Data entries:
====================

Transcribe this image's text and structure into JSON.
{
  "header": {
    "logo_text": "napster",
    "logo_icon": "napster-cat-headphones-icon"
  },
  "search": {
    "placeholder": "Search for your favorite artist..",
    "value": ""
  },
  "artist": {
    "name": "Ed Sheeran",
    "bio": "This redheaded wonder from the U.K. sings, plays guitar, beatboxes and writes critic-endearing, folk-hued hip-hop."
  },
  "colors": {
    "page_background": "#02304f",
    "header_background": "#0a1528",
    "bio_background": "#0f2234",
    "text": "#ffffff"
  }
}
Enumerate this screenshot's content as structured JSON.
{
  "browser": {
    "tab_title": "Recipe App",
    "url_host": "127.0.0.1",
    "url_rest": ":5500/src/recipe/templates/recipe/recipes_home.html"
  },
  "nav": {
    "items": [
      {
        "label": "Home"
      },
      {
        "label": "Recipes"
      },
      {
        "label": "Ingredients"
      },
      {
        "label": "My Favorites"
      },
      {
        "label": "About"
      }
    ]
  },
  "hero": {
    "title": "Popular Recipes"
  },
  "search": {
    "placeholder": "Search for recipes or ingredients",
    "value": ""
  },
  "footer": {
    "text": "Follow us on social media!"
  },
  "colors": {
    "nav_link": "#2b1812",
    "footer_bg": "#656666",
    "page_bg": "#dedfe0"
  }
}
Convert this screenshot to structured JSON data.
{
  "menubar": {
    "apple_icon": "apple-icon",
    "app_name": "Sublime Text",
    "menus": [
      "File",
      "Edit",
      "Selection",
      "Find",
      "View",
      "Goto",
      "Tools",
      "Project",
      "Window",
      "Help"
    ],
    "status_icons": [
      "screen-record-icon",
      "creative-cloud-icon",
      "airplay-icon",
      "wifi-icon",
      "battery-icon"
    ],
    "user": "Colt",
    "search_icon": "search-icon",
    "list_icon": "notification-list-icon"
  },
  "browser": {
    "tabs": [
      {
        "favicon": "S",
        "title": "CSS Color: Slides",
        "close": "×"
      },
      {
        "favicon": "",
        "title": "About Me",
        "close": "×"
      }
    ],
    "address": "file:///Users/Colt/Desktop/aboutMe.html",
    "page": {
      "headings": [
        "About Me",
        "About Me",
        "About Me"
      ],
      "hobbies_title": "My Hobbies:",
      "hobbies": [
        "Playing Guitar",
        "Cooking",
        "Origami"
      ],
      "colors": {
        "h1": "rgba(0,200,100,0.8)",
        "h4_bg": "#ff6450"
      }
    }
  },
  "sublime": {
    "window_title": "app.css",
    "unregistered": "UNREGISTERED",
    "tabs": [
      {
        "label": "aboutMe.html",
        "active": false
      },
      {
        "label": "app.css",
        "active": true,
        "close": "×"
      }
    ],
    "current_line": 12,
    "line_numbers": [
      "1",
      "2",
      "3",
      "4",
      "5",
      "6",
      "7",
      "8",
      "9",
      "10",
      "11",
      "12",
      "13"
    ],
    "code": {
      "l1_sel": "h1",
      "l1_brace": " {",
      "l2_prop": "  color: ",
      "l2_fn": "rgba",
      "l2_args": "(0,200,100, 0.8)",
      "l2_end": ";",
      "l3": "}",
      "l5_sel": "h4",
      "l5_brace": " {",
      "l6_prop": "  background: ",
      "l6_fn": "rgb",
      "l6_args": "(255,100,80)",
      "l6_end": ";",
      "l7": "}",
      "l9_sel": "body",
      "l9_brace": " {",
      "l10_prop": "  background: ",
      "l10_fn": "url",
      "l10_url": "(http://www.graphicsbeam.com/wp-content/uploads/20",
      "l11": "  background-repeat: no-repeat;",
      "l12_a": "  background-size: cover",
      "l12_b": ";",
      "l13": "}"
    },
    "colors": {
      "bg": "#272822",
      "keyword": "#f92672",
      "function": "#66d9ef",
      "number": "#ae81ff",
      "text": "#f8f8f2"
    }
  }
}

====================

- Do this: Print the entries exactly. Include every one.

- Full answer:
Transcribe this image's text and structure into JSON.
{
  "header": {
    "logo_text": "napster",
    "logo_icon": "napster-cat-headphones-icon"
  },
  "search": {
    "placeholder": "Search for your favorite artist..",
    "value": ""
  },
  "artist": {
    "name": "Ed Sheeran",
    "bio": "This redheaded wonder from the U.K. sings, plays guitar, beatboxes and writes critic-endearing, folk-hued hip-hop."
  },
  "colors": {
    "page_background": "#02304f",
    "header_background": "#0a1528",
    "bio_background": "#0f2234",
    "text": "#ffffff"
  }
}
Enumerate this screenshot's content as structured JSON.
{
  "browser": {
    "tab_title": "Recipe App",
    "url_host": "127.0.0.1",
    "url_rest": ":5500/src/recipe/templates/recipe/recipes_home.html"
  },
  "nav": {
    "items": [
      {
        "label": "Home"
      },
      {
        "label": "Recipes"
      },
      {
        "label": "Ingredients"
      },
      {
        "label": "My Favorites"
      },
      {
        "label": "About"
      }
    ]
  },
  "hero": {
    "title": "Popular Recipes"
  },
  "search": {
    "placeholder": "Search for recipes or ingredients",
    "value": ""
  },
  "footer": {
    "text": "Follow us on social media!"
  },
  "colors": {
    "nav_link": "#2b1812",
    "footer_bg": "#656666",
    "page_bg": "#dedfe0"
  }
}
Convert this screenshot to structured JSON data.
{
  "menubar": {
    "apple_icon": "apple-icon",
    "app_name": "Sublime Text",
    "menus": [
      "File",
      "Edit",
      "Selection",
      "Find",
      "View",
      "Goto",
      "Tools",
      "Project",
      "Window",
      "Help"
    ],
    "status_icons": [
      "screen-record-icon",
      "creative-cloud-icon",
      "airplay-icon",
      "wifi-icon",
      "battery-icon"
    ],
    "user": "Colt",
    "search_icon": "search-icon",
    "list_icon": "notification-list-icon"
  },
  "browser": {
    "tabs": [
      {
        "favicon": "S",
        "title": "CSS Color: Slides",
        "close": "×"
      },
      {
        "favicon": "",
        "title": "About Me",
        "close": "×"
      }
    ],
    "address": "file:///Users/Colt/Desktop/aboutMe.html",
    "page": {
      "headings": [
        "About Me",
        "About Me",
        "About Me"
      ],
      "hobbies_title": "My Hobbies:",
      "hobbies": [
        "Playing Guitar",
        "Cooking",
        "Origami"
      ],
      "colors": {
        "h1": "rgba(0,200,100,0.8)",
        "h4_bg": "#ff6450"
      }
    }
  },
  "sublime": {
    "window_title": "app.css",
    "unregistered": "UNREGISTERED",
    "tabs": [
      {
        "label": "aboutMe.html",
        "active": false
      },
      {
        "label": "app.css",
        "active": true,
        "close": "×"
      }
    ],
    "current_line": 12,
    "line_numbers": [
      "1",
      "2",
      "3",
      "4",
      "5",
      "6",
      "7",
      "8",
      "9",
      "10",
      "11",
      "12",
      "13"
    ],
    "code": {
      "l1_sel": "h1",
      "l1_brace": " {",
      "l2_prop": "  color: ",
      "l2_fn": "rgba",
      "l2_args": "(0,200,100, 0.8)",
      "l2_end": ";",
      "l3": "}",
      "l5_sel": "h4",
      "l5_brace": " {",
      "l6_prop": "  background: ",
      "l6_fn": "rgb",
      "l6_args": "(255,100,80)",
      "l6_end": ";",
      "l7": "}",
      "l9_sel": "body",
      "l9_brace": " {",
      "l10_prop": "  background: ",
      "l10_fn": "url",
      "l10_url": "(http://www.graphicsbeam.com/wp-content/uploads/20",
      "l11": "  background-repeat: no-repeat;",
      "l12_a": "  background-size: cover",
      "l12_b": ";",
      "l13": "}"
    },
    "colors": {
      "bg": "#272822",
      "keyword": "#f92672",
      "function": "#66d9ef",
      "number": "#ae81ff",
      "text": "#f8f8f2"
    }
  }
}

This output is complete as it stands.